--- Input material ---

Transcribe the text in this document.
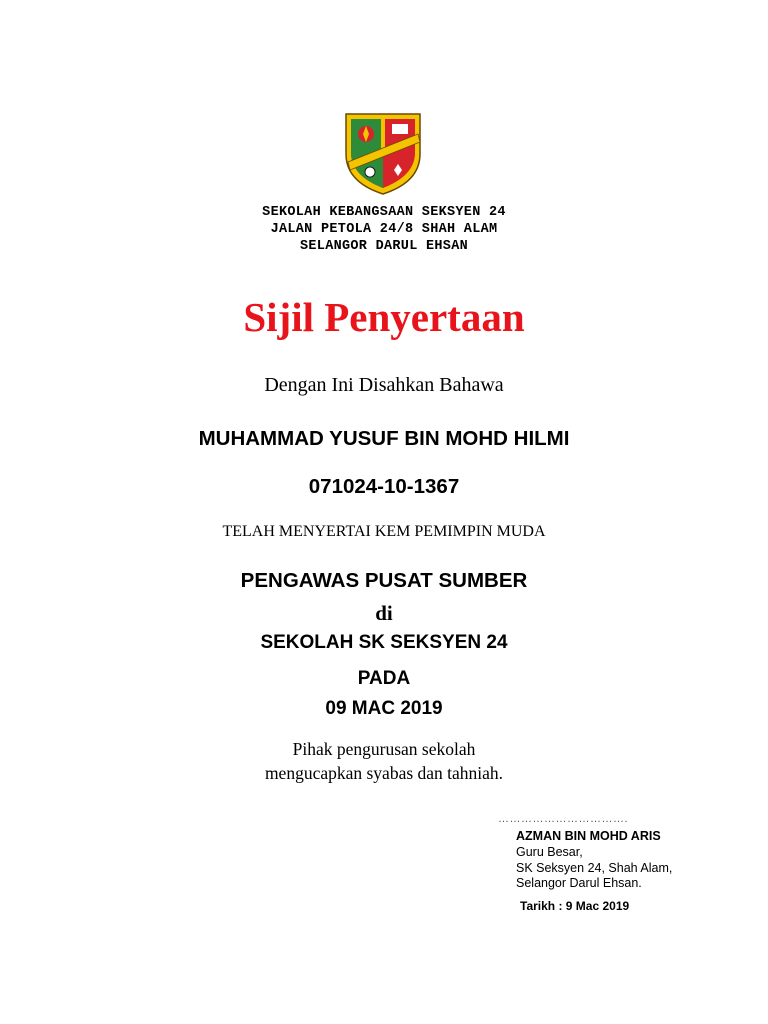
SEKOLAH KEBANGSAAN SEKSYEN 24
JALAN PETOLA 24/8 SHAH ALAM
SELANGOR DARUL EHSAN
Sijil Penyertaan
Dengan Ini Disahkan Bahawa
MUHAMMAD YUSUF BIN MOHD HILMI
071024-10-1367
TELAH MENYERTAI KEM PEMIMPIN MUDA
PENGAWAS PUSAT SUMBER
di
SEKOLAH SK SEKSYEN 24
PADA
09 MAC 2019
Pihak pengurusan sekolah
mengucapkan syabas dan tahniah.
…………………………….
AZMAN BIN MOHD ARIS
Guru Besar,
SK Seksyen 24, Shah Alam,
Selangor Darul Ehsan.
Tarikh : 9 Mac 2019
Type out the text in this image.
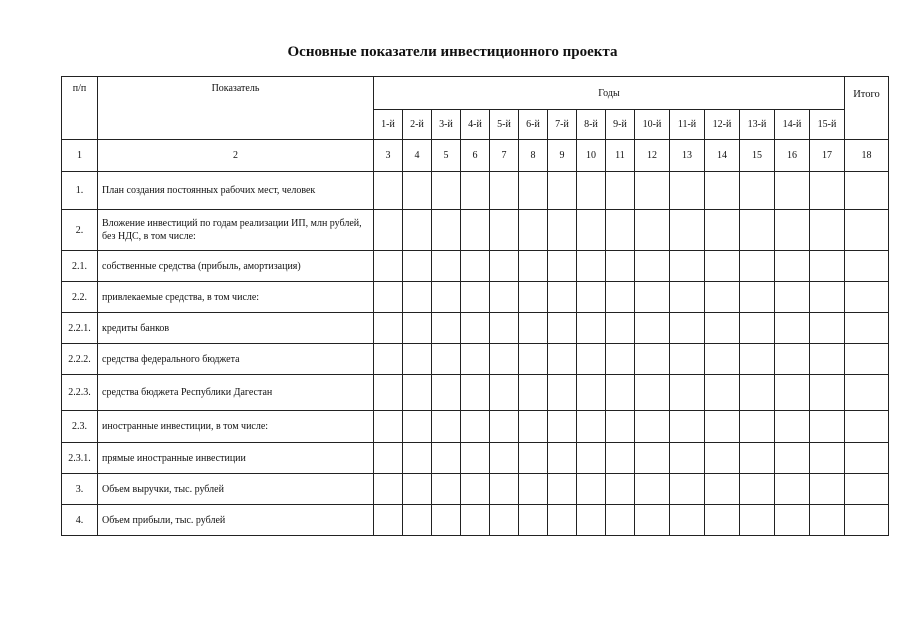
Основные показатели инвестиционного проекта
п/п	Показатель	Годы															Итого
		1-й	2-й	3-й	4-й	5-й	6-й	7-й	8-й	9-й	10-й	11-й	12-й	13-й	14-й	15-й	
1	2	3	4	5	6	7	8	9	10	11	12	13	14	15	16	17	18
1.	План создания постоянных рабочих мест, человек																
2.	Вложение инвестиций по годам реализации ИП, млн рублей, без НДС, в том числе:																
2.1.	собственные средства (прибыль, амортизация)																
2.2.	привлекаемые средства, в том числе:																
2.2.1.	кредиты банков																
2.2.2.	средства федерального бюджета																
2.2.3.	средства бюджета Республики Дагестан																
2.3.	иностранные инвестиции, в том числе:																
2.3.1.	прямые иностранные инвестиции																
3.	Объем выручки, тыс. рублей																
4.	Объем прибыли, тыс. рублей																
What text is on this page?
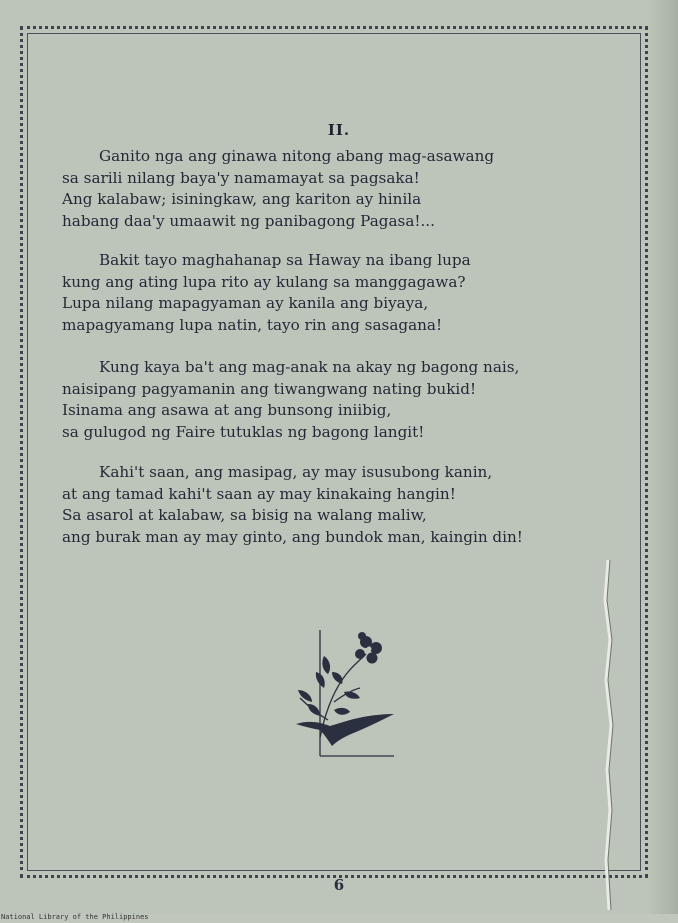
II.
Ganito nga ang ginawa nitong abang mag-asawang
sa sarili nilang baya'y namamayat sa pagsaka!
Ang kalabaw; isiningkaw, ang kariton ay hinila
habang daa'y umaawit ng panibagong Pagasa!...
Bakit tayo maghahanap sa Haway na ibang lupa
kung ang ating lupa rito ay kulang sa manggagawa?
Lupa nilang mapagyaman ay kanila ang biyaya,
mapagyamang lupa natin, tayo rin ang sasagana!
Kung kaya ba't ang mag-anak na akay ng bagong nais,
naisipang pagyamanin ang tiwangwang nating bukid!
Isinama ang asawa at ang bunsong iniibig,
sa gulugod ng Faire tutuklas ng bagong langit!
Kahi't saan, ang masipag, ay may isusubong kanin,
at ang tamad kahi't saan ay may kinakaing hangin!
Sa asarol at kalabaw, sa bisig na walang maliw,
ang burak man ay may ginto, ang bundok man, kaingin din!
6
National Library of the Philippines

---

Locate all lines in the listing above with the word "Объем". Copy them.

- **Answer to the problem**
3.	Объем выручки, тыс. рублей																
4.	Объем прибыли, тыс. рублей																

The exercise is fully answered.